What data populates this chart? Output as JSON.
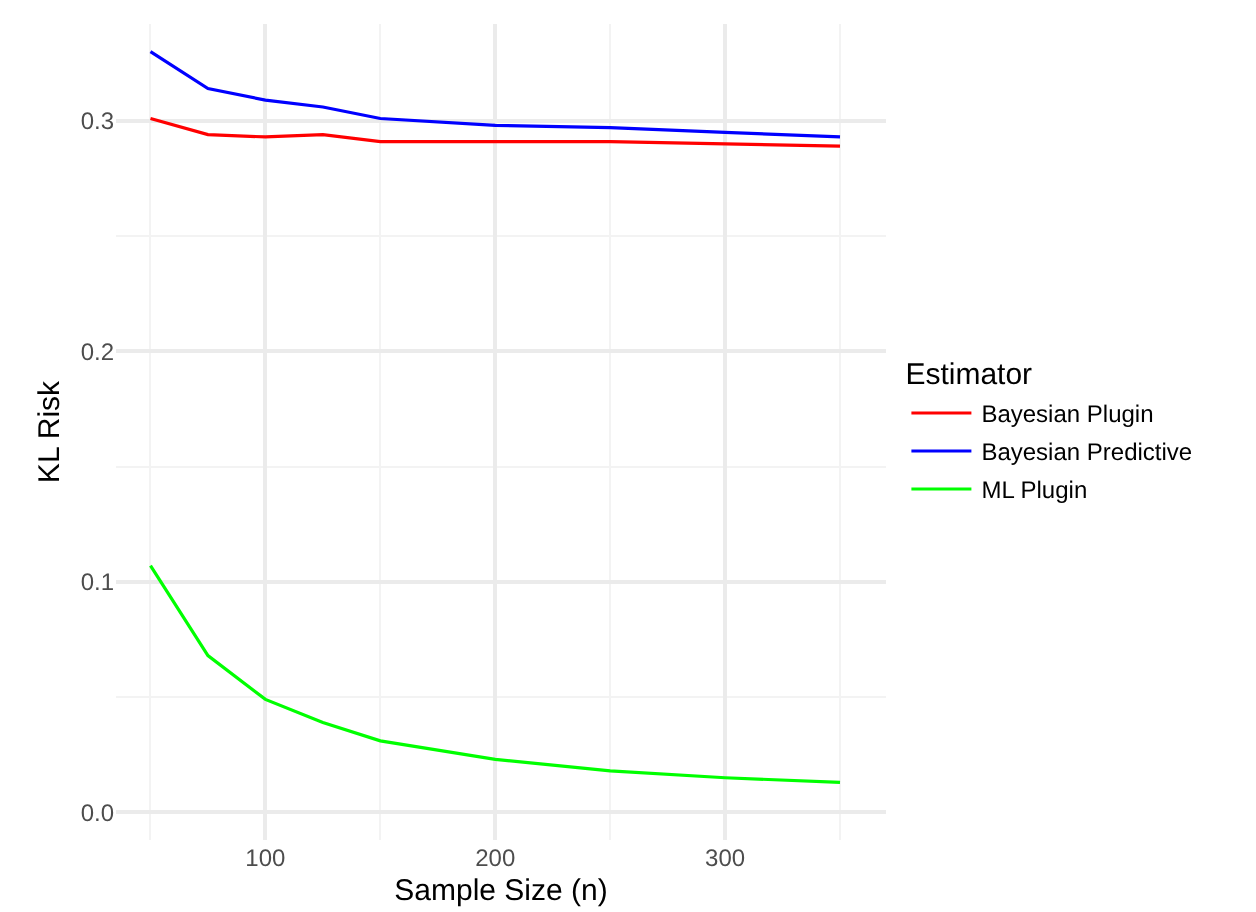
{
  "chart_data": {
    "type": "line",
    "xlabel": "Sample Size (n)",
    "ylabel": "KL Risk",
    "legend_title": "Estimator",
    "x": [
      50,
      75,
      100,
      125,
      150,
      200,
      250,
      300,
      350
    ],
    "series": [
      {
        "name": "Bayesian Plugin",
        "color": "#ff0000",
        "values": [
          0.301,
          0.294,
          0.293,
          0.294,
          0.291,
          0.291,
          0.291,
          0.29,
          0.289
        ]
      },
      {
        "name": "Bayesian Predictive",
        "color": "#0000ff",
        "values": [
          0.33,
          0.314,
          0.309,
          0.306,
          0.301,
          0.298,
          0.297,
          0.295,
          0.293
        ]
      },
      {
        "name": "ML Plugin",
        "color": "#00ff00",
        "values": [
          0.107,
          0.068,
          0.049,
          0.039,
          0.031,
          0.023,
          0.018,
          0.015,
          0.013
        ]
      }
    ],
    "xlim": [
      35,
      370
    ],
    "xticks": [
      100,
      200,
      300
    ],
    "ylim": [
      -0.012,
      0.342
    ],
    "yticks": [
      {
        "value": 0,
        "label": "0.0"
      },
      0.1,
      0.2,
      0.3
    ],
    "grid": true,
    "legend": "right",
    "marker": "none",
    "line_style": "solid"
  }
}
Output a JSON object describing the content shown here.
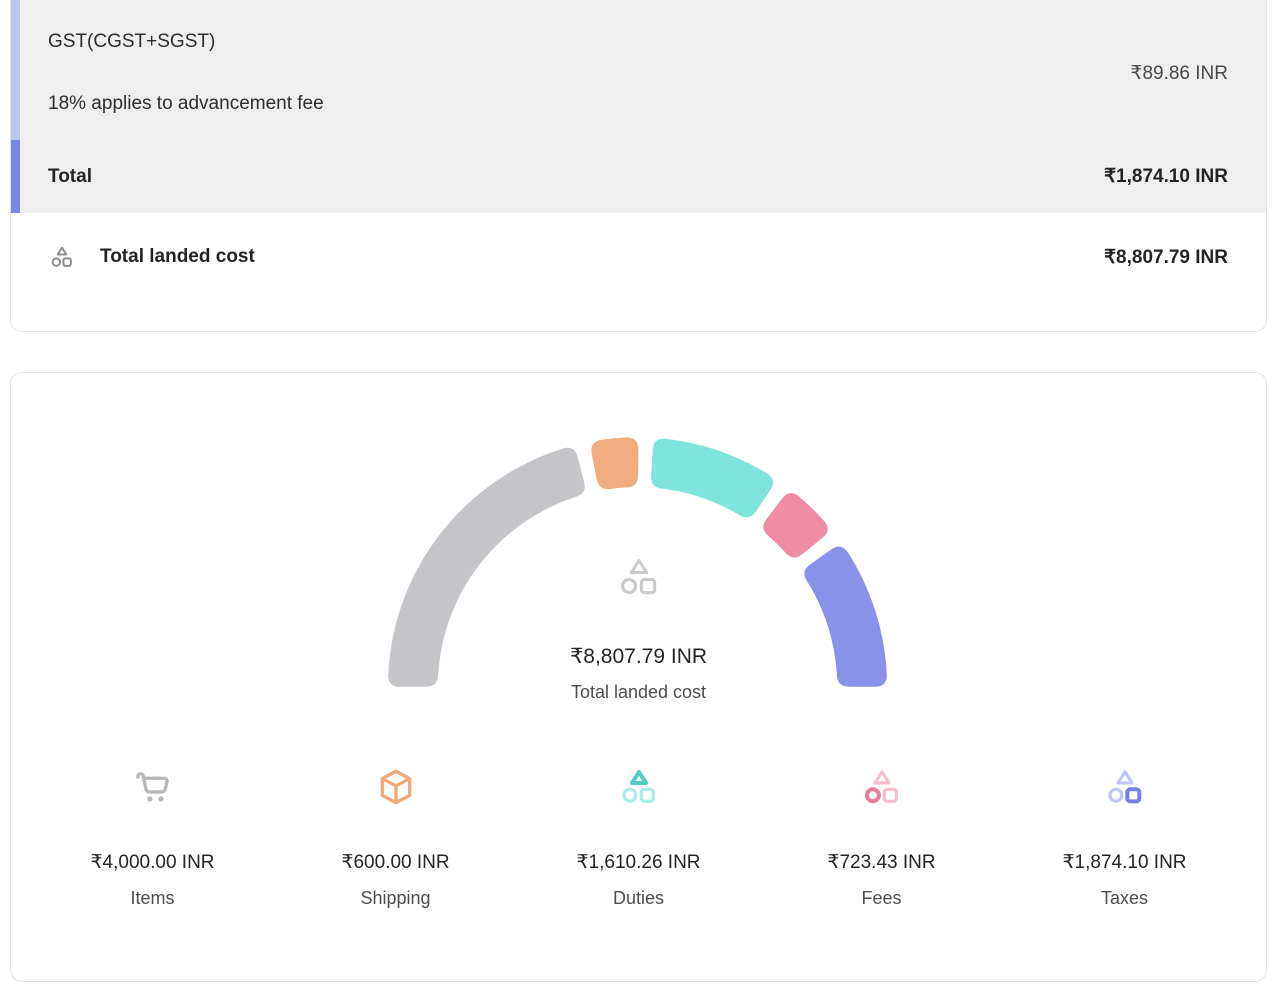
════════════════════
Each line holding "JSON" must be found and copied.

What data populates this chart? Output as JSON.
Output a JSON object describing the content shown here.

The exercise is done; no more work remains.